* Job: Rewrite every line of the data below as a JSON list of strings, one string per line, skipping blank lines.

* Data excerpts:
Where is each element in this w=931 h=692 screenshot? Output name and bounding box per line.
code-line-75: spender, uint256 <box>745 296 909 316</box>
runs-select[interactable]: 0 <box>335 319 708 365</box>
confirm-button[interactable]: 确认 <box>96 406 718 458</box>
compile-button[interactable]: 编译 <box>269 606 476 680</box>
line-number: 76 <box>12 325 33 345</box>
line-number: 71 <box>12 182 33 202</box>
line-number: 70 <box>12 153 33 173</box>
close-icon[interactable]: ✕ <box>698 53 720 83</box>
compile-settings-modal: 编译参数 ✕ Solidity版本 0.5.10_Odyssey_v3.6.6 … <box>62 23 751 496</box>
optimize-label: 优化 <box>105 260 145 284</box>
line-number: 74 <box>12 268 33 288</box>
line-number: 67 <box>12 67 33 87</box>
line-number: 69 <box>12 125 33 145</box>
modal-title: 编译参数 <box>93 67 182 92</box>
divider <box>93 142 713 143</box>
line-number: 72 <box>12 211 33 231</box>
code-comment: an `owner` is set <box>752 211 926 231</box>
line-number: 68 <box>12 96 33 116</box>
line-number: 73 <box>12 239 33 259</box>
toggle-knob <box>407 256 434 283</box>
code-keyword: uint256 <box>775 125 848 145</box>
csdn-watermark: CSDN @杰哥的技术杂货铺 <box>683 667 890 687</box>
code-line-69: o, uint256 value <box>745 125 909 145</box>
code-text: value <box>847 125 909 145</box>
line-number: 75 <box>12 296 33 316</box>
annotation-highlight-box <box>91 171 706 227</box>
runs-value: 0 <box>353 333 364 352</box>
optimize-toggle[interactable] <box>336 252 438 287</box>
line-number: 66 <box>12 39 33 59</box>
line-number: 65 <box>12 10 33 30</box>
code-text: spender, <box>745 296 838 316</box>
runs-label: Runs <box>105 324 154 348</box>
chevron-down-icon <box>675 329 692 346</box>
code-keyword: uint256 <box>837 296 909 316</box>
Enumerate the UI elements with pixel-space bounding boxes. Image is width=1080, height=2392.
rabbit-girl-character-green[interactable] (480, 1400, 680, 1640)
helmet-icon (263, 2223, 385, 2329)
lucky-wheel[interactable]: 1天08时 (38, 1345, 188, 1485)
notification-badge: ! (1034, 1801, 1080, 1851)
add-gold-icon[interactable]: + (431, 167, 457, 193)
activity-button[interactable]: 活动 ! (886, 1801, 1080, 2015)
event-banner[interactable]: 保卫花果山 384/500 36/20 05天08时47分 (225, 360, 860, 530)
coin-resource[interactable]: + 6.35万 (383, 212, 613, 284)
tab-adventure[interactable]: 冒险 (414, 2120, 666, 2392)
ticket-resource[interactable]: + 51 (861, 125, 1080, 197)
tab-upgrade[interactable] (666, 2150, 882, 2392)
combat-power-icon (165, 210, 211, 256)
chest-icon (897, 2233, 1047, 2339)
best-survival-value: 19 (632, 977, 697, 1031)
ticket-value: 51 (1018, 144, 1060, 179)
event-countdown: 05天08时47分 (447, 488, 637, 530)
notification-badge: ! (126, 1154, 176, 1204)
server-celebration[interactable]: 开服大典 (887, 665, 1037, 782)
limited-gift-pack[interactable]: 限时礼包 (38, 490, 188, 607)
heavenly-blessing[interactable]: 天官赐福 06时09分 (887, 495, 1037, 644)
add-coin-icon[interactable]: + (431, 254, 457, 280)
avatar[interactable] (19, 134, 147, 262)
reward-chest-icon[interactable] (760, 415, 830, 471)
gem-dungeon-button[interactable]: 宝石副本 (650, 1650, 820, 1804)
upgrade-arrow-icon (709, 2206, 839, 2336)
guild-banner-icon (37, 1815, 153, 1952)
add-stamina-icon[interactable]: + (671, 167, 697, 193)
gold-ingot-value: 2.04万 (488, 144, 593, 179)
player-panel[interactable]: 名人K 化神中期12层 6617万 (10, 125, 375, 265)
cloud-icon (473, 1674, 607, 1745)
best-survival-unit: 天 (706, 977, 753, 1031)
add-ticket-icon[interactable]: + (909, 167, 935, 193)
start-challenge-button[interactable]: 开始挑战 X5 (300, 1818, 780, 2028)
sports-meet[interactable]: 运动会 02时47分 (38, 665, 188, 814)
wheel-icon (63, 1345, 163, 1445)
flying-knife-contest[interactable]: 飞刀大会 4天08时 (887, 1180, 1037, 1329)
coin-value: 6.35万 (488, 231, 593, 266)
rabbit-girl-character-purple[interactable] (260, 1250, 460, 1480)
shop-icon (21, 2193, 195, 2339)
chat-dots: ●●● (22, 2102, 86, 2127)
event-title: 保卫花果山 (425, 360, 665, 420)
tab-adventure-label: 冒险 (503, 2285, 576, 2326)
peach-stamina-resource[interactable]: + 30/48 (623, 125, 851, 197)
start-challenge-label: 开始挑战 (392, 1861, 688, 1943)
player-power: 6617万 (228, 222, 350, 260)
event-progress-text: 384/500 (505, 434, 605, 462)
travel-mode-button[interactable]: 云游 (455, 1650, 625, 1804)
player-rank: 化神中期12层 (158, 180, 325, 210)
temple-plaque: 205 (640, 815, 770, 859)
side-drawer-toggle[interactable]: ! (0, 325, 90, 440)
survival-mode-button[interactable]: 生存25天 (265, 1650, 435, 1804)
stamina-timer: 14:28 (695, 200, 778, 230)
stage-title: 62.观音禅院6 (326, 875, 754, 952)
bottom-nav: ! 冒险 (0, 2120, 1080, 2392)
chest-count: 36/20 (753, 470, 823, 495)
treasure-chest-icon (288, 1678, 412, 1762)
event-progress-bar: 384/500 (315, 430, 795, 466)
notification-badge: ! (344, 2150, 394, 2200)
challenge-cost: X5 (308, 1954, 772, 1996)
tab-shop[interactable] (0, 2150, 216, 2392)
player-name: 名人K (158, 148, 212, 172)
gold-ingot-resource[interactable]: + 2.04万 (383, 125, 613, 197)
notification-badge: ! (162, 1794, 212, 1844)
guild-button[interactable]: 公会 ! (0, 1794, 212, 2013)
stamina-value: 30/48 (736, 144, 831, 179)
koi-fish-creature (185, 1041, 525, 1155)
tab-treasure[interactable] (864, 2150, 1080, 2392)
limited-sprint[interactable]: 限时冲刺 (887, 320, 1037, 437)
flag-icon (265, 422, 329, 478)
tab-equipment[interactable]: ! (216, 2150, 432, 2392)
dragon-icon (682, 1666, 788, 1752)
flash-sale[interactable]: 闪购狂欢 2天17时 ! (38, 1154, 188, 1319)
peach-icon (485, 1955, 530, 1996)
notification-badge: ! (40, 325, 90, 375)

* Worked solution:
[
  "Where is each element in this w=931 h=692 screenshot? Output name and bounding box per line.",
  "code-line-75: spender, uint256 <box>745 296 909 316</box>",
  "runs-select[interactable]: 0 <box>335 319 708 365</box>",
  "confirm-button[interactable]: 确认 <box>96 406 718 458</box>",
  "compile-button[interactable]: 编译 <box>269 606 476 680</box>",
  "line-number: 76 <box>12 325 33 345</box>",
  "line-number: 71 <box>12 182 33 202</box>",
  "line-number: 70 <box>12 153 33 173</box>",
  "close-icon[interactable]: ✕ <box>698 53 720 83</box>",
  "compile-settings-modal: 编译参数 ✕ Solidity版本 0.5.10_Odyssey_v3.6.6 … <box>62 23 751 496</box>",
  "optimize-label: 优化 <box>105 260 145 284</box>",
  "line-number: 74 <box>12 268 33 288</box>",
  "line-number: 67 <box>12 67 33 87</box>",
  "line-number: 69 <box>12 125 33 145</box>",
  "modal-title: 编译参数 <box>93 67 182 92</box>",
  "divider <box>93 142 713 143</box>",
  "line-number: 72 <box>12 211 33 231</box>",
  "code-comment: an `owner` is set <box>752 211 926 231</box>",
  "line-number: 68 <box>12 96 33 116</box>",
  "line-number: 73 <box>12 239 33 259</box>",
  "toggle-knob <box>407 256 434 283</box>",
  "code-keyword: uint256 <box>775 125 848 145</box>",
  "csdn-watermark: CSDN @杰哥的技术杂货铺 <box>683 667 890 687</box>",
  "code-line-69: o, uint256 value <box>745 125 909 145</box>",
  "code-text: value <box>847 125 909 145</box>",
  "line-number: 75 <box>12 296 33 316</box>",
  "annotation-highlight-box <box>91 171 706 227</box>",
  "runs-value: 0 <box>353 333 364 352</box>",
  "optimize-toggle[interactable] <box>336 252 438 287</box>",
  "line-number: 66 <box>12 39 33 59</box>",
  "line-number: 65 <box>12 10 33 30</box>",
  "code-text: spender, <box>745 296 838 316</box>",
  "runs-label: Runs <box>105 324 154 348</box>",
  "chevron-down-icon <box>675 329 692 346</box>",
  "code-keyword: uint256 <box>837 296 909 316</box>",
  "Enumerate the UI elements with pixel-space bounding boxes. Image is width=1080, height=2392.",
  "rabbit-girl-character-green[interactable] (480, 1400, 680, 1640)",
  "helmet-icon (263, 2223, 385, 2329)",
  "lucky-wheel[interactable]: 1天08时 (38, 1345, 188, 1485)",
  "notification-badge: ! (1034, 1801, 1080, 1851)",
  "add-gold-icon[interactable]: + (431, 167, 457, 193)",
  "activity-button[interactable]: 活动 ! (886, 1801, 1080, 2015)",
  "event-banner[interactable]: 保卫花果山 384/500 36/20 05天08时47分 (225, 360, 860, 530)",
  "coin-resource[interactable]: + 6.35万 (383, 212, 613, 284)",
  "tab-adventure[interactable]: 冒险 (414, 2120, 666, 2392)",
  "ticket-resource[interactable]: + 51 (861, 125, 1080, 197)",
  "tab-upgrade[interactable] (666, 2150, 882, 2392)",
  "combat-power-icon (165, 210, 211, 256)",
  "chest-icon (897, 2233, 1047, 2339)",
  "best-survival-value: 19 (632, 977, 697, 1031)",
  "ticket-value: 51 (1018, 144, 1060, 179)",
  "event-countdown: 05天08时47分 (447, 488, 637, 530)",
  "notification-badge: ! (126, 1154, 176, 1204)",
  "server-celebration[interactable]: 开服大典 (887, 665, 1037, 782)",
  "limited-gift-pack[interactable]: 限时礼包 (38, 490, 188, 607)",
  "heavenly-blessing[interactable]: 天官赐福 06时09分 (887, 495, 1037, 644)",
  "add-coin-icon[interactable]: + (431, 254, 457, 280)",
  "avatar[interactable] (19, 134, 147, 262)",
  "reward-chest-icon[interactable] (760, 415, 830, 471)",
  "gem-dungeon-button[interactable]: 宝石副本 (650, 1650, 820, 1804)",
  "upgrade-arrow-icon (709, 2206, 839, 2336)",
  "guild-banner-icon (37, 1815, 153, 1952)",
  "add-stamina-icon[interactable]: + (671, 167, 697, 193)",
  "gold-ingot-value: 2.04万 (488, 144, 593, 179)",
  "player-panel[interactable]: 名人K 化神中期12层 6617万 (10, 125, 375, 265)",
  "cloud-icon (473, 1674, 607, 1745)",
  "best-survival-unit: 天 (706, 977, 753, 1031)",
  "add-ticket-icon[interactable]: + (909, 167, 935, 193)",
  "start-challenge-button[interactable]: 开始挑战 X5 (300, 1818, 780, 2028)",
  "sports-meet[interactable]: 运动会 02时47分 (38, 665, 188, 814)",
  "wheel-icon (63, 1345, 163, 1445)",
  "flying-knife-contest[interactable]: 飞刀大会 4天08时 (887, 1180, 1037, 1329)",
  "coin-value: 6.35万 (488, 231, 593, 266)",
  "rabbit-girl-character-purple[interactable] (260, 1250, 460, 1480)",
  "shop-icon (21, 2193, 195, 2339)",
  "chat-dots: ●●● (22, 2102, 86, 2127)",
  "event-title: 保卫花果山 (425, 360, 665, 420)",
  "tab-adventure-label: 冒险 (503, 2285, 576, 2326)",
  "peach-stamina-resource[interactable]: + 30/48 (623, 125, 851, 197)",
  "start-challenge-label: 开始挑战 (392, 1861, 688, 1943)",
  "player-power: 6617万 (228, 222, 350, 260)",
  "event-progress-text: 384/500 (505, 434, 605, 462)",
  "travel-mode-button[interactable]: 云游 (455, 1650, 625, 1804)",
  "player-rank: 化神中期12层 (158, 180, 325, 210)",
  "temple-plaque: 205 (640, 815, 770, 859)",
  "side-drawer-toggle[interactable]: ! (0, 325, 90, 440)",
  "survival-mode-button[interactable]: 生存25天 (265, 1650, 435, 1804)",
  "stamina-timer: 14:28 (695, 200, 778, 230)",
  "stage-title: 62.观音禅院6 (326, 875, 754, 952)",
  "bottom-nav: ! 冒险 (0, 2120, 1080, 2392)",
  "chest-count: 36/20 (753, 470, 823, 495)",
  "treasure-chest-icon (288, 1678, 412, 1762)",
  "event-progress-bar: 384/500 (315, 430, 795, 466)",
  "notification-badge: ! (344, 2150, 394, 2200)",
  "challenge-cost: X5 (308, 1954, 772, 1996)",
  "tab-shop[interactable] (0, 2150, 216, 2392)",
  "player-name: 名人K (158, 148, 212, 172)",
  "gold-ingot-resource[interactable]: + 2.04万 (383, 125, 613, 197)",
  "notification-badge: ! (162, 1794, 212, 1844)",
  "guild-button[interactable]: 公会 ! (0, 1794, 212, 2013)",
  "stamina-value: 30/48 (736, 144, 831, 179)",
  "koi-fish-creature (185, 1041, 525, 1155)",
  "tab-treasure[interactable] (864, 2150, 1080, 2392)",
  "limited-sprint[interactable]: 限时冲刺 (887, 320, 1037, 437)",
  "flag-icon (265, 422, 329, 478)",
  "tab-equipment[interactable]: ! (216, 2150, 432, 2392)",
  "dragon-icon (682, 1666, 788, 1752)",
  "flash-sale[interactable]: 闪购狂欢 2天17时 ! (38, 1154, 188, 1319)",
  "peach-icon (485, 1955, 530, 1996)",
  "notification-badge: ! (40, 325, 90, 375)"
]